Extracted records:
--------------------------------------------------

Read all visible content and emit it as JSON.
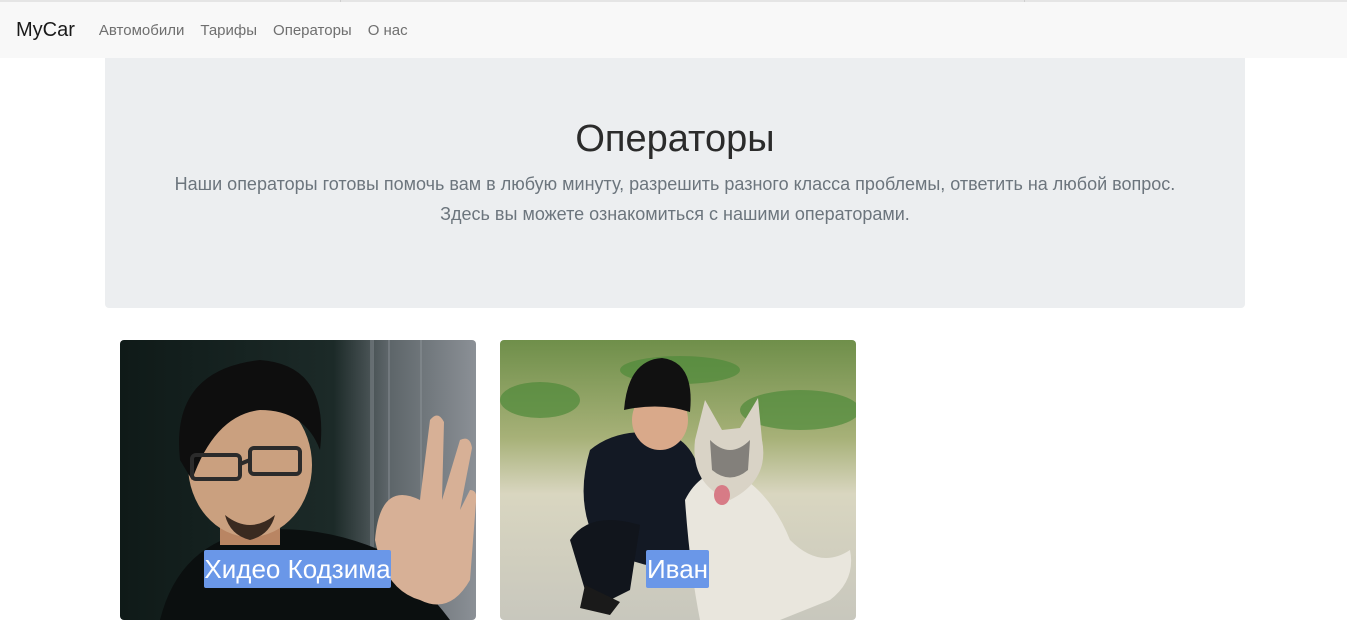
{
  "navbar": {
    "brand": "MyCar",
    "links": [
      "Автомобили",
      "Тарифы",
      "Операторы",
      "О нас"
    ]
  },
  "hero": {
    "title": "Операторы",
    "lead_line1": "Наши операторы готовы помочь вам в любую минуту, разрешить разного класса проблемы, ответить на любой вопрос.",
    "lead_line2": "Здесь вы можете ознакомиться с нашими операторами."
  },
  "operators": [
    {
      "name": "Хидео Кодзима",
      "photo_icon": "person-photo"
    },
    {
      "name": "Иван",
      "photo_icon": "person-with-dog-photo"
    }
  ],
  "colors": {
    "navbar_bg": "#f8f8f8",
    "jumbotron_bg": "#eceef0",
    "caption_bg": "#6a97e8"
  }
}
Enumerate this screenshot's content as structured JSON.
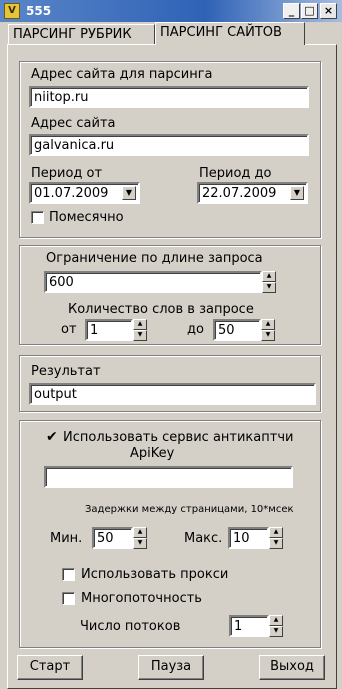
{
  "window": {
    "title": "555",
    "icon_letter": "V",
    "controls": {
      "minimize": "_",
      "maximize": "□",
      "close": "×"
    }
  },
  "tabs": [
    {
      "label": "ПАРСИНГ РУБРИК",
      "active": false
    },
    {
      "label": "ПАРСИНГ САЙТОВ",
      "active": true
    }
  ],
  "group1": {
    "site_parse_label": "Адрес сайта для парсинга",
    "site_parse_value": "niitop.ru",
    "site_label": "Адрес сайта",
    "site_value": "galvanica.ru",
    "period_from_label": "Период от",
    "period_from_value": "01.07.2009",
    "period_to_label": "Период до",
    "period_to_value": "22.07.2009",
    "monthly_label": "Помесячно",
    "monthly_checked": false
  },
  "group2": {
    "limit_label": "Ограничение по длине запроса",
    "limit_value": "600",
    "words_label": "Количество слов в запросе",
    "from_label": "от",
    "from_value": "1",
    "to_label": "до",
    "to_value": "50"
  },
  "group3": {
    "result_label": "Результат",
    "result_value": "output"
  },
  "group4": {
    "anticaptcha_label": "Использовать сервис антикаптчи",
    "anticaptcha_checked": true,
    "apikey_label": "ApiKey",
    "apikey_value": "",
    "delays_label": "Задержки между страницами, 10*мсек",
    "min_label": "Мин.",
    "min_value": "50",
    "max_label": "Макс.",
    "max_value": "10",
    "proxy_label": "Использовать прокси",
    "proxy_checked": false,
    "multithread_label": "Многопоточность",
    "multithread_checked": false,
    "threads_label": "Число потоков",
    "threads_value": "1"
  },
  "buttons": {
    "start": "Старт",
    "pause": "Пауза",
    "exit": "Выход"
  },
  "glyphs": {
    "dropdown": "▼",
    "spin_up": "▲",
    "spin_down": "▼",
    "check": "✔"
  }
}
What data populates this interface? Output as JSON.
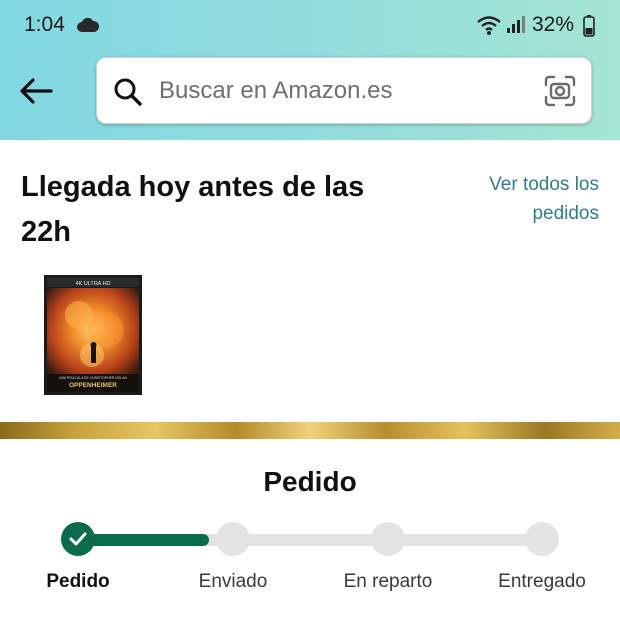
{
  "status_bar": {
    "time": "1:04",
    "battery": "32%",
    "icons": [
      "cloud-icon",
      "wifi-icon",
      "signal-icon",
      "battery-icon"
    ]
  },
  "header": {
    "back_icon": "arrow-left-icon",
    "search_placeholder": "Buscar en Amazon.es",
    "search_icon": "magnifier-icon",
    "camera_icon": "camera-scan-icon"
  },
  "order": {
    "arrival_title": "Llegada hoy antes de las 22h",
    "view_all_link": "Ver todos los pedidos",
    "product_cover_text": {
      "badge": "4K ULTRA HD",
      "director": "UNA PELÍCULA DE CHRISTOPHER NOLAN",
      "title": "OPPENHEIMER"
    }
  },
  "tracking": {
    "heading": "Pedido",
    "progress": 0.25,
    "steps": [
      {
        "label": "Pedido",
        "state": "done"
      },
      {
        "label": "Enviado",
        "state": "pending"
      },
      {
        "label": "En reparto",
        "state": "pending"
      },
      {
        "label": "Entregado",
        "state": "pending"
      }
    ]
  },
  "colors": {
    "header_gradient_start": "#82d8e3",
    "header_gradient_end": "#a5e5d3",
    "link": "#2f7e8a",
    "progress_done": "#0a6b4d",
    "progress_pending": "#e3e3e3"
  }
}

--------------------------------------------------

The request: Write out every line above exactly as it is, leaving out the pictures.

Answer to this task:
Read all visible content and emit it as JSON.
{
  "navbar": {
    "brand": "MyCar",
    "links": [
      "Автомобили",
      "Тарифы",
      "Операторы",
      "О нас"
    ]
  },
  "hero": {
    "title": "Операторы",
    "lead_line1": "Наши операторы готовы помочь вам в любую минуту, разрешить разного класса проблемы, ответить на любой вопрос.",
    "lead_line2": "Здесь вы можете ознакомиться с нашими операторами."
  },
  "operators": [
    {
      "name": "Хидео Кодзима",
      "photo_icon": "person-photo"
    },
    {
      "name": "Иван",
      "photo_icon": "person-with-dog-photo"
    }
  ],
  "colors": {
    "navbar_bg": "#f8f8f8",
    "jumbotron_bg": "#eceef0",
    "caption_bg": "#6a97e8"
  }
}
Enumerate this screenshot's content as structured JSON.
{
  "window": {
    "title": "555",
    "icon_letter": "V",
    "controls": {
      "minimize": "_",
      "maximize": "□",
      "close": "×"
    }
  },
  "tabs": [
    {
      "label": "ПАРСИНГ РУБРИК",
      "active": false
    },
    {
      "label": "ПАРСИНГ САЙТОВ",
      "active": true
    }
  ],
  "group1": {
    "site_parse_label": "Адрес сайта для парсинга",
    "site_parse_value": "niitop.ru",
    "site_label": "Адрес сайта",
    "site_value": "galvanica.ru",
    "period_from_label": "Период от",
    "period_from_value": "01.07.2009",
    "period_to_label": "Период до",
    "period_to_value": "22.07.2009",
    "monthly_label": "Помесячно",
    "monthly_checked": false
  },
  "group2": {
    "limit_label": "Ограничение по длине запроса",
    "limit_value": "600",
    "words_label": "Количество слов в запросе",
    "from_label": "от",
    "from_value": "1",
    "to_label": "до",
    "to_value": "50"
  },
  "group3": {
    "result_label": "Результат",
    "result_value": "output"
  },
  "group4": {
    "anticaptcha_label": "Использовать сервис антикаптчи",
    "anticaptcha_checked": true,
    "apikey_label": "ApiKey",
    "apikey_value": "",
    "delays_label": "Задержки между страницами, 10*мсек",
    "min_label": "Мин.",
    "min_value": "50",
    "max_label": "Макс.",
    "max_value": "10",
    "proxy_label": "Использовать прокси",
    "proxy_checked": false,
    "multithread_label": "Многопоточность",
    "multithread_checked": false,
    "threads_label": "Число потоков",
    "threads_value": "1"
  },
  "buttons": {
    "start": "Старт",
    "pause": "Пауза",
    "exit": "Выход"
  },
  "glyphs": {
    "dropdown": "▼",
    "spin_up": "▲",
    "spin_down": "▼",
    "check": "✔"
  }
}
What data populates this interface? Output as JSON.
{
  "status_bar": {
    "time": "1:04",
    "battery": "32%",
    "icons": [
      "cloud-icon",
      "wifi-icon",
      "signal-icon",
      "battery-icon"
    ]
  },
  "header": {
    "back_icon": "arrow-left-icon",
    "search_placeholder": "Buscar en Amazon.es",
    "search_icon": "magnifier-icon",
    "camera_icon": "camera-scan-icon"
  },
  "order": {
    "arrival_title": "Llegada hoy antes de las 22h",
    "view_all_link": "Ver todos los pedidos",
    "product_cover_text": {
      "badge": "4K ULTRA HD",
      "director": "UNA PELÍCULA DE CHRISTOPHER NOLAN",
      "title": "OPPENHEIMER"
    }
  },
  "tracking": {
    "heading": "Pedido",
    "progress": 0.25,
    "steps": [
      {
        "label": "Pedido",
        "state": "done"
      },
      {
        "label": "Enviado",
        "state": "pending"
      },
      {
        "label": "En reparto",
        "state": "pending"
      },
      {
        "label": "Entregado",
        "state": "pending"
      }
    ]
  },
  "colors": {
    "header_gradient_start": "#82d8e3",
    "header_gradient_end": "#a5e5d3",
    "link": "#2f7e8a",
    "progress_done": "#0a6b4d",
    "progress_pending": "#e3e3e3"
  }
}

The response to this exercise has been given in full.